Start
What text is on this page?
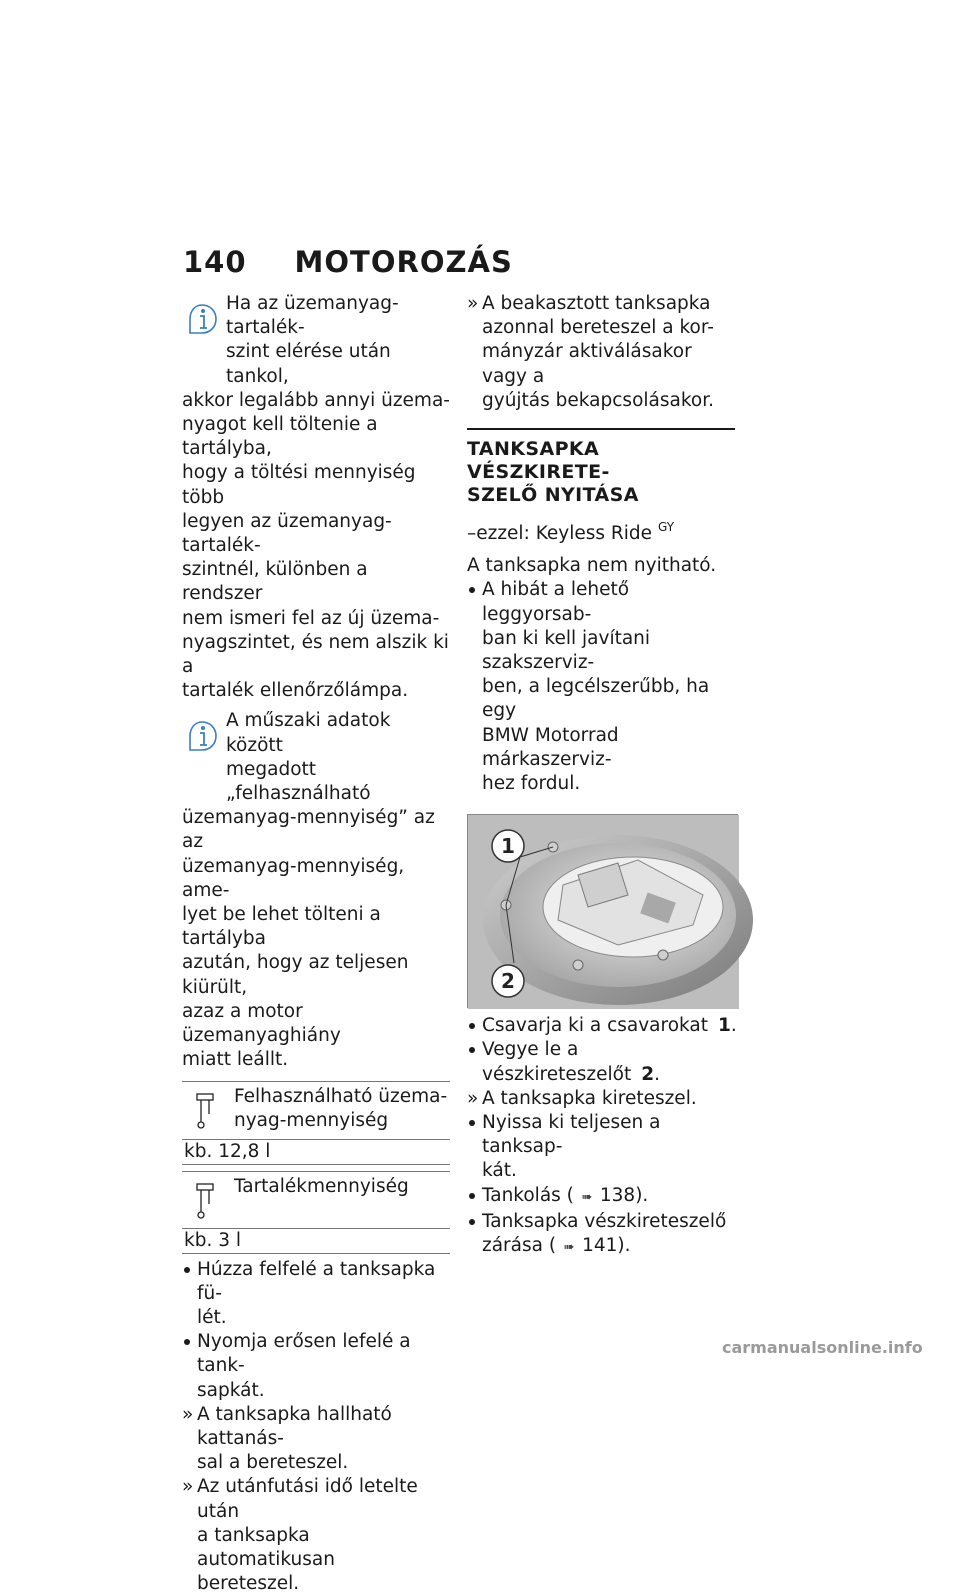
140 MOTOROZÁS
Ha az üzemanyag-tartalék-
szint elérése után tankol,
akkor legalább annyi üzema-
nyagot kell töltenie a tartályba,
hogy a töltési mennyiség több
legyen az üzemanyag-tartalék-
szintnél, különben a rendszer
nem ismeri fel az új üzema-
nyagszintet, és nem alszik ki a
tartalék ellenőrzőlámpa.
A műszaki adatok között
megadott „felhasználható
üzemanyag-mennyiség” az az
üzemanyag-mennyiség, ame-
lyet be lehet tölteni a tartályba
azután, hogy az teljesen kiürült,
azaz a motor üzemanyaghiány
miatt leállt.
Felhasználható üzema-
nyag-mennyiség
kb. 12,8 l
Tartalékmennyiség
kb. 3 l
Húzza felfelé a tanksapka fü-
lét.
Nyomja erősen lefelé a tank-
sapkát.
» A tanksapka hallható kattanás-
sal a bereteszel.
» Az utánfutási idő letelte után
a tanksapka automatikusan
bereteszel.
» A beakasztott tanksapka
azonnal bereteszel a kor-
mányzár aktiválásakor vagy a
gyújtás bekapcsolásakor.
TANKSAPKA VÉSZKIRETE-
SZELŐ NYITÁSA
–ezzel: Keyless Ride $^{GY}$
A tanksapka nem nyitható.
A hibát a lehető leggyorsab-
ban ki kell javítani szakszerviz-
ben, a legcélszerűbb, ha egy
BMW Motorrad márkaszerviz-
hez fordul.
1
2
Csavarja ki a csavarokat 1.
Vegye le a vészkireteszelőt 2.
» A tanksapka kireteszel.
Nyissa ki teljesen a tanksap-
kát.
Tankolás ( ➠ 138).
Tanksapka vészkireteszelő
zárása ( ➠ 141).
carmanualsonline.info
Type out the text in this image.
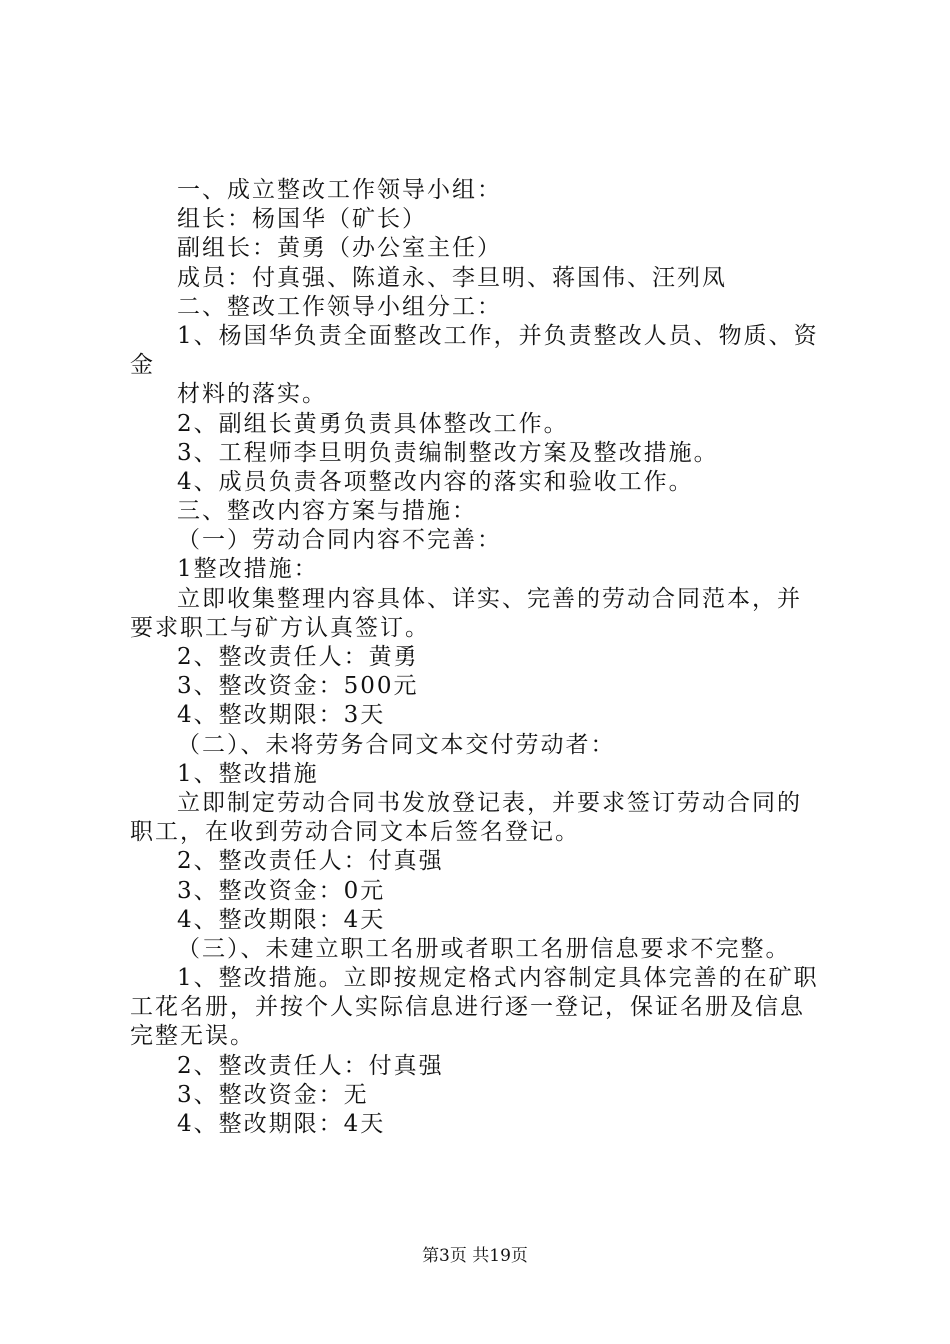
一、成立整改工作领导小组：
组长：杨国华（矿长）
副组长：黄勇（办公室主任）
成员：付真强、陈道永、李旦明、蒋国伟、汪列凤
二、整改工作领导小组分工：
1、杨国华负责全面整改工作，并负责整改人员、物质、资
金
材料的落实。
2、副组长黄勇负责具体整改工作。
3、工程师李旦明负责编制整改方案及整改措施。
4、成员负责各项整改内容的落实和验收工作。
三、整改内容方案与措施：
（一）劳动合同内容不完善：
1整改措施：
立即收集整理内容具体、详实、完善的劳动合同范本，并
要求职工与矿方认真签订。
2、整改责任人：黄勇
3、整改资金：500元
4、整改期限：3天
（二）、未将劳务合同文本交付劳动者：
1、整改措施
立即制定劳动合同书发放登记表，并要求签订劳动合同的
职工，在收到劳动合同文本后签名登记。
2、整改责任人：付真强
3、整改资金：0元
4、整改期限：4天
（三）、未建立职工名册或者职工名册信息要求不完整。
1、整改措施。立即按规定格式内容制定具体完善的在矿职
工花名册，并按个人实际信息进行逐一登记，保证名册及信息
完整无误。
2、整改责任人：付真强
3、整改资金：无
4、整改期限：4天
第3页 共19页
End
Task requirements:
Search the data above for the word "kell", then gather each line in which it appears.

Solution to this problem:
nyagot kell töltenie a tartályba,
ban ki kell javítani szakszerviz-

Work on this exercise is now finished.